Data for this exercise:
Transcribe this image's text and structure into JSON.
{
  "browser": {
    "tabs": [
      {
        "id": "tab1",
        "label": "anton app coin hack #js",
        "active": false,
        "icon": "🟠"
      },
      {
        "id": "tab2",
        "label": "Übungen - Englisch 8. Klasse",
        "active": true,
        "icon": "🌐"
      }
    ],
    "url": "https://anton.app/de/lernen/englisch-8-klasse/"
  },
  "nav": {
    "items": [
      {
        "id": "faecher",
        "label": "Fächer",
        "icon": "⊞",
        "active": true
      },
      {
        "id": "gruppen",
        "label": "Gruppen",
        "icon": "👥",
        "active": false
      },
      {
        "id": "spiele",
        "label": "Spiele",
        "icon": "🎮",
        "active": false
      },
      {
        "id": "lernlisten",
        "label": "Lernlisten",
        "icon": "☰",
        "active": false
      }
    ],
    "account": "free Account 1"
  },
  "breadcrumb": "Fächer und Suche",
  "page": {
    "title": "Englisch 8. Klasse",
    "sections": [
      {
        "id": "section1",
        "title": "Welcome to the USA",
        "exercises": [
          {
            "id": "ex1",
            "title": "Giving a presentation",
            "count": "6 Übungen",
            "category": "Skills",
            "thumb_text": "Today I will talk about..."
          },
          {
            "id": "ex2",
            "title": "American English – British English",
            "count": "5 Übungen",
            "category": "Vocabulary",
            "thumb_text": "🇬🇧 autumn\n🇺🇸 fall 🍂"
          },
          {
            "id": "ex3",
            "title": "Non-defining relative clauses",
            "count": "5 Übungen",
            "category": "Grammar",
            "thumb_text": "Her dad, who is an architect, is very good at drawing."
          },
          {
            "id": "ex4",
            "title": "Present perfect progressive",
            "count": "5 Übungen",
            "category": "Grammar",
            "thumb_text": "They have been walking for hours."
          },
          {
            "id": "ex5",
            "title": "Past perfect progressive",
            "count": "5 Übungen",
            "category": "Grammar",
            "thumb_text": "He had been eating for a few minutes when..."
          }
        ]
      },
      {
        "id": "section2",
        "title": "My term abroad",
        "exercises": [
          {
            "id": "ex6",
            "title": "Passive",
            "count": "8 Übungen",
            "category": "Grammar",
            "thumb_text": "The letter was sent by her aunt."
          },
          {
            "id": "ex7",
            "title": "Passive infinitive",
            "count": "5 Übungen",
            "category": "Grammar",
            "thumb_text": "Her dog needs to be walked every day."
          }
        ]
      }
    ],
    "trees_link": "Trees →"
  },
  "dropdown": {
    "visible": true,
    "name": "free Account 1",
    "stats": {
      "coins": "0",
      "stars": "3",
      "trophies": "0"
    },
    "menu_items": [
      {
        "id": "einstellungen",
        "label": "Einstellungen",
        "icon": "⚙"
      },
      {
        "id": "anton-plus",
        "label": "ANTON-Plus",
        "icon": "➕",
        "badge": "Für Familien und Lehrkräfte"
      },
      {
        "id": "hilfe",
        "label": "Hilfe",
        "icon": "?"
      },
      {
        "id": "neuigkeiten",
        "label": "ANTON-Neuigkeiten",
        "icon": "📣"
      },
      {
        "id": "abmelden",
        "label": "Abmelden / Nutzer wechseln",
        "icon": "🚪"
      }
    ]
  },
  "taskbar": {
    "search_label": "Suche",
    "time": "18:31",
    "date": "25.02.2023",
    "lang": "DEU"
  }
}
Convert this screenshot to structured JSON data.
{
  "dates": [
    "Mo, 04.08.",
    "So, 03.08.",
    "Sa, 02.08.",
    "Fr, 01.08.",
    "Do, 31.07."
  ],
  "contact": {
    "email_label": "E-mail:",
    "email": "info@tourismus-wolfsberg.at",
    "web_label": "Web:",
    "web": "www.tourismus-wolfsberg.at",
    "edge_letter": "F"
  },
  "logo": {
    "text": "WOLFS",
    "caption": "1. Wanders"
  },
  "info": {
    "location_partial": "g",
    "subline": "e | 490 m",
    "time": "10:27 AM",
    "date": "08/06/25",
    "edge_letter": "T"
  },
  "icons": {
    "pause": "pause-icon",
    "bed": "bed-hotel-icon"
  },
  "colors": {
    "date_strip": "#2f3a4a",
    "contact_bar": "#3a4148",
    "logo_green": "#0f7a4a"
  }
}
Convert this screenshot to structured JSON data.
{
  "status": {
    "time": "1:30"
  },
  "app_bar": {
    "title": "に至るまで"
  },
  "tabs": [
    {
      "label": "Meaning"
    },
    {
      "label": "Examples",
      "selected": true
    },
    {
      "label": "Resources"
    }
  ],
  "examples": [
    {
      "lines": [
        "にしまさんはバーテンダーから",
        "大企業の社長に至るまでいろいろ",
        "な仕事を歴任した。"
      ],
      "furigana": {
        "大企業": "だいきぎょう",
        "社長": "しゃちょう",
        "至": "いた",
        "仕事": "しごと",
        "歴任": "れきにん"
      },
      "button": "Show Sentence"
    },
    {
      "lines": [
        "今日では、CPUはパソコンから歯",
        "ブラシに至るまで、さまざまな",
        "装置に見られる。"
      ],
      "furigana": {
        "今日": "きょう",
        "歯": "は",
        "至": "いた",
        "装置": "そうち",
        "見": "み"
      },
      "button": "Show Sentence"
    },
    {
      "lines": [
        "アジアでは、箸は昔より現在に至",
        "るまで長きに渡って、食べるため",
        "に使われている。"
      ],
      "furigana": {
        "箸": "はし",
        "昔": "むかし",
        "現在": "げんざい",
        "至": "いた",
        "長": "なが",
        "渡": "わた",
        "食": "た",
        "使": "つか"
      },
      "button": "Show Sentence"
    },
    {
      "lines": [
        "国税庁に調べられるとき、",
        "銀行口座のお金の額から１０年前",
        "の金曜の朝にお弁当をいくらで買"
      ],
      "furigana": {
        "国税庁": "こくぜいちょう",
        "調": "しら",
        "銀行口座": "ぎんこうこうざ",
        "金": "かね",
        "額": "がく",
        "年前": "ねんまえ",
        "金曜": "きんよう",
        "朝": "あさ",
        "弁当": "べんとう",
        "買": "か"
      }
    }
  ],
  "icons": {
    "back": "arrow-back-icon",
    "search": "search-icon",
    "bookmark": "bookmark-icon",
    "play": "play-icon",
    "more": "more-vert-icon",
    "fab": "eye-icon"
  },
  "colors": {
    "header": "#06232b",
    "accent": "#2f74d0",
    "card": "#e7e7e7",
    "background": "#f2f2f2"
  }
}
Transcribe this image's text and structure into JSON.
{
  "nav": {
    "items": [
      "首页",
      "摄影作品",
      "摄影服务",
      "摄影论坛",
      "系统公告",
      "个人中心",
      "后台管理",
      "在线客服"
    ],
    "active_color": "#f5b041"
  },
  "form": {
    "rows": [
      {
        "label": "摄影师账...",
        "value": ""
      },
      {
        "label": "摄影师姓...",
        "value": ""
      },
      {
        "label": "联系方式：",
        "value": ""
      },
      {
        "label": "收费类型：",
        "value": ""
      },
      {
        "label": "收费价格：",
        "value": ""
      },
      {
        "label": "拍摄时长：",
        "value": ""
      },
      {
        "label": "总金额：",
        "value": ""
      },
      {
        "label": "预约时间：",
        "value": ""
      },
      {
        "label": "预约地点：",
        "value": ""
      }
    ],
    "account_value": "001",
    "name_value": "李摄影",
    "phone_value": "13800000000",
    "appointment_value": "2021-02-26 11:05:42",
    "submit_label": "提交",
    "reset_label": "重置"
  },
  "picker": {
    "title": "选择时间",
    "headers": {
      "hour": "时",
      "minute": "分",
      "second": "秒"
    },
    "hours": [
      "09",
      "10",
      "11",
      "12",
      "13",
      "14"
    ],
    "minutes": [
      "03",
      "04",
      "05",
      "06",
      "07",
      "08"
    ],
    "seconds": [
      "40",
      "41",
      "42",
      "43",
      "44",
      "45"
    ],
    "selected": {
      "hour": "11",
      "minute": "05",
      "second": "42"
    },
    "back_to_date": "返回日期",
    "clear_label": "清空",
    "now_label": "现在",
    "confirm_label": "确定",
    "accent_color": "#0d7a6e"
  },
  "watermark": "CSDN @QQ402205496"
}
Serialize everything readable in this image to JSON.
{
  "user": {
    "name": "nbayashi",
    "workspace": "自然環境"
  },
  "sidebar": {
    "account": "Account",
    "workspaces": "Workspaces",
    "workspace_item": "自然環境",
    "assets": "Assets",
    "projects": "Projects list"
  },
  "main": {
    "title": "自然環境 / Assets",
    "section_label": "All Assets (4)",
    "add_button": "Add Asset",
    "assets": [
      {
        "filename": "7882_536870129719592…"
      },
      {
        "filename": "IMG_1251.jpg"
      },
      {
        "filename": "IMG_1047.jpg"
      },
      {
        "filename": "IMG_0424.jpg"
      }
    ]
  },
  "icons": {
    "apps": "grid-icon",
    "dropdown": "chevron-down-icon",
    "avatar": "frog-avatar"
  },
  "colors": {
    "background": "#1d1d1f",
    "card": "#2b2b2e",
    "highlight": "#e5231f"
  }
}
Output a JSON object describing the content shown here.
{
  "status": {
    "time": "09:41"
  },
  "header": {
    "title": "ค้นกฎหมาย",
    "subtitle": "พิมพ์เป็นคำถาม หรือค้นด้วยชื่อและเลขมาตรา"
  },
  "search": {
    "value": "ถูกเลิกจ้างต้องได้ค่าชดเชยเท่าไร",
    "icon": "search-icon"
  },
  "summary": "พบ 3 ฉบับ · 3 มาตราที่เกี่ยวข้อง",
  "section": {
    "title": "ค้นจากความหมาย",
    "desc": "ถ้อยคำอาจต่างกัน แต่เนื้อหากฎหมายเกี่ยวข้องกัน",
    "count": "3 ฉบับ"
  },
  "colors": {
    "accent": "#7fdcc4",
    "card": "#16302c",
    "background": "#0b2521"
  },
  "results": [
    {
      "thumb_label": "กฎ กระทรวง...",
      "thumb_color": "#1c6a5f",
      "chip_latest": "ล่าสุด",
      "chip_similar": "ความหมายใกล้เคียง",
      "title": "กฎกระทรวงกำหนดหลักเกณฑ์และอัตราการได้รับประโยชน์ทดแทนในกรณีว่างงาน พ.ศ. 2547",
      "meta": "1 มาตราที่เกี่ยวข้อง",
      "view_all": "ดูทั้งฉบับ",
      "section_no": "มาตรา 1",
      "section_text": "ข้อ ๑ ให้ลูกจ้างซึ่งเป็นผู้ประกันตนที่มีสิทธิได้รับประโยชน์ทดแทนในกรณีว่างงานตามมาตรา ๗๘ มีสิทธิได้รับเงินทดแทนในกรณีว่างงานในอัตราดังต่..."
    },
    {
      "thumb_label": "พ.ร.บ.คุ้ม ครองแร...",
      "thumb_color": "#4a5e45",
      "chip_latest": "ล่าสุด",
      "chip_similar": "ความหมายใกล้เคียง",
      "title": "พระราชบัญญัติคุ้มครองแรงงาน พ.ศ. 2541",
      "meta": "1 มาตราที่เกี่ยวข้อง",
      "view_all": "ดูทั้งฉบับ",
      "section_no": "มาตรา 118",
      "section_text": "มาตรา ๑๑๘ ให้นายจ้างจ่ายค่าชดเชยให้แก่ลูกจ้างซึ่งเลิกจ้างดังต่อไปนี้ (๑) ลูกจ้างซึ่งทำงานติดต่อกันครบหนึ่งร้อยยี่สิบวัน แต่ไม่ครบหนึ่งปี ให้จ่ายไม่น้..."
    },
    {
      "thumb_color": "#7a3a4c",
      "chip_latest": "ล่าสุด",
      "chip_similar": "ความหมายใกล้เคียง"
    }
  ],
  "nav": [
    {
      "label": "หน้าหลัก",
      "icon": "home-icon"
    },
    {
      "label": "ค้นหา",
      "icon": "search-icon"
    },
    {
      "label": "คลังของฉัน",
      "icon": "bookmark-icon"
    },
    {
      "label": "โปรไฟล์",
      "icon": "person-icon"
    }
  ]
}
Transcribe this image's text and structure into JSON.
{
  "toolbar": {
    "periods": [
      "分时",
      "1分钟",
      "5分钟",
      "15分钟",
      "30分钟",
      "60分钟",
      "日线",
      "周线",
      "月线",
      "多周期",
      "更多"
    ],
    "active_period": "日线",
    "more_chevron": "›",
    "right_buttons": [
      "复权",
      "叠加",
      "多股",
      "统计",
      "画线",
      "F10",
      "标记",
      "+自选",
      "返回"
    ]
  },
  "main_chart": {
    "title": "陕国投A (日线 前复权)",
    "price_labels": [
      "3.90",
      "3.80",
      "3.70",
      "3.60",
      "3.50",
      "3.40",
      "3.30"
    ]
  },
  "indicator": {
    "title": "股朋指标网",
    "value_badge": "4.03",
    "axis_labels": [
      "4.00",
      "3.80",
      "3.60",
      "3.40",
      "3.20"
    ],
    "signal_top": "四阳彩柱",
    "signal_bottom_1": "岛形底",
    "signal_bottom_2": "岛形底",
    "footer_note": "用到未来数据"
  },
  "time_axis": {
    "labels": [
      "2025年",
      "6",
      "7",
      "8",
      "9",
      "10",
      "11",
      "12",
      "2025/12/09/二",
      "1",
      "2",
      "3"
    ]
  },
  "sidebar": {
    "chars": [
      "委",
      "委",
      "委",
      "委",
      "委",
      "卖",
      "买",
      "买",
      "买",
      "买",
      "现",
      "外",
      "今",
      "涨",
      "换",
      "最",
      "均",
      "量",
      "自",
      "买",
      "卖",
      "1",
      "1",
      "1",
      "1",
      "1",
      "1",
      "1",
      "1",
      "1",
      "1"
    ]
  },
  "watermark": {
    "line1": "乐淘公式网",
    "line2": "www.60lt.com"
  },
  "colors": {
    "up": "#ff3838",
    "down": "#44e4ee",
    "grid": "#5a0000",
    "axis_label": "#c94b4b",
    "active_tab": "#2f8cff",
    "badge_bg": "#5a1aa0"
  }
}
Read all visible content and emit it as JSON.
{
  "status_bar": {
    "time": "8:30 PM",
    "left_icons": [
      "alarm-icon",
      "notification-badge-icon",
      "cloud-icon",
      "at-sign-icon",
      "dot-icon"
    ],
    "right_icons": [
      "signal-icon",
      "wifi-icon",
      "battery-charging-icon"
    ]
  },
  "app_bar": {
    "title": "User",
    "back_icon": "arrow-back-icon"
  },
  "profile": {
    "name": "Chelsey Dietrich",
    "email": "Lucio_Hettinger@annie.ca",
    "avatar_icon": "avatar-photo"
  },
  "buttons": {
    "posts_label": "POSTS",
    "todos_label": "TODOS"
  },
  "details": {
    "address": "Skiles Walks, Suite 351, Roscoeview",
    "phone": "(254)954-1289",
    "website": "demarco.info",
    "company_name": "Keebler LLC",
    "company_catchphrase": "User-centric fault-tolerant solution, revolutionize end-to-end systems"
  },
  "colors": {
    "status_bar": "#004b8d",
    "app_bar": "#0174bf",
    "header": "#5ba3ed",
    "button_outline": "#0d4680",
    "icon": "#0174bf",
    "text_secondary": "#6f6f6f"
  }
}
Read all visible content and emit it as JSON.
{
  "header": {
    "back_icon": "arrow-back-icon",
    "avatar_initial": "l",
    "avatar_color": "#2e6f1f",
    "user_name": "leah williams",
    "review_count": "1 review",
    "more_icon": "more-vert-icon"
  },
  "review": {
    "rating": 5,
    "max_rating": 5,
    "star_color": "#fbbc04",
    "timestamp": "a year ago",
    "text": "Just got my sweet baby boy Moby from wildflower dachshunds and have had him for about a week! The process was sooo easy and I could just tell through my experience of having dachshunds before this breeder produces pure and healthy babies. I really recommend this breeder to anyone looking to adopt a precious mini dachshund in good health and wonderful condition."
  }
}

Objective: Each line above that holds the string "dropdown" should be copied and shown.

The result:
  "dropdown": {
    "dropdown": "chevron-down-icon",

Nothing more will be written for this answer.